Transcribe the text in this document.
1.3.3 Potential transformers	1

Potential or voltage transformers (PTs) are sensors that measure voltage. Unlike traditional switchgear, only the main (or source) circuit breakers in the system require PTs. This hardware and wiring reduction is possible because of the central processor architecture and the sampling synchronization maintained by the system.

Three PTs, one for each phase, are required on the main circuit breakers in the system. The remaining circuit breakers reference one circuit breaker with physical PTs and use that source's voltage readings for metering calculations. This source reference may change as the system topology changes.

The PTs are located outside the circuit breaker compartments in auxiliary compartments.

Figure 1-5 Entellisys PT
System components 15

○ ○ ○ ○ ○

What needs to be done: Print all of the entries exactly as they are written.

Solution:
Transcribe the text in this document.
1.3.3 Potential transformers	1

Potential or voltage transformers (PTs) are sensors that measure voltage. Unlike traditional switchgear, only the main (or source) circuit breakers in the system require PTs. This hardware and wiring reduction is possible because of the central processor architecture and the sampling synchronization maintained by the system.

Three PTs, one for each phase, are required on the main circuit breakers in the system. The remaining circuit breakers reference one circuit breaker with physical PTs and use that source's voltage readings for metering calculations. This source reference may change as the system topology changes.

The PTs are located outside the circuit breaker compartments in auxiliary compartments.

Figure 1-5 Entellisys PT
System components 15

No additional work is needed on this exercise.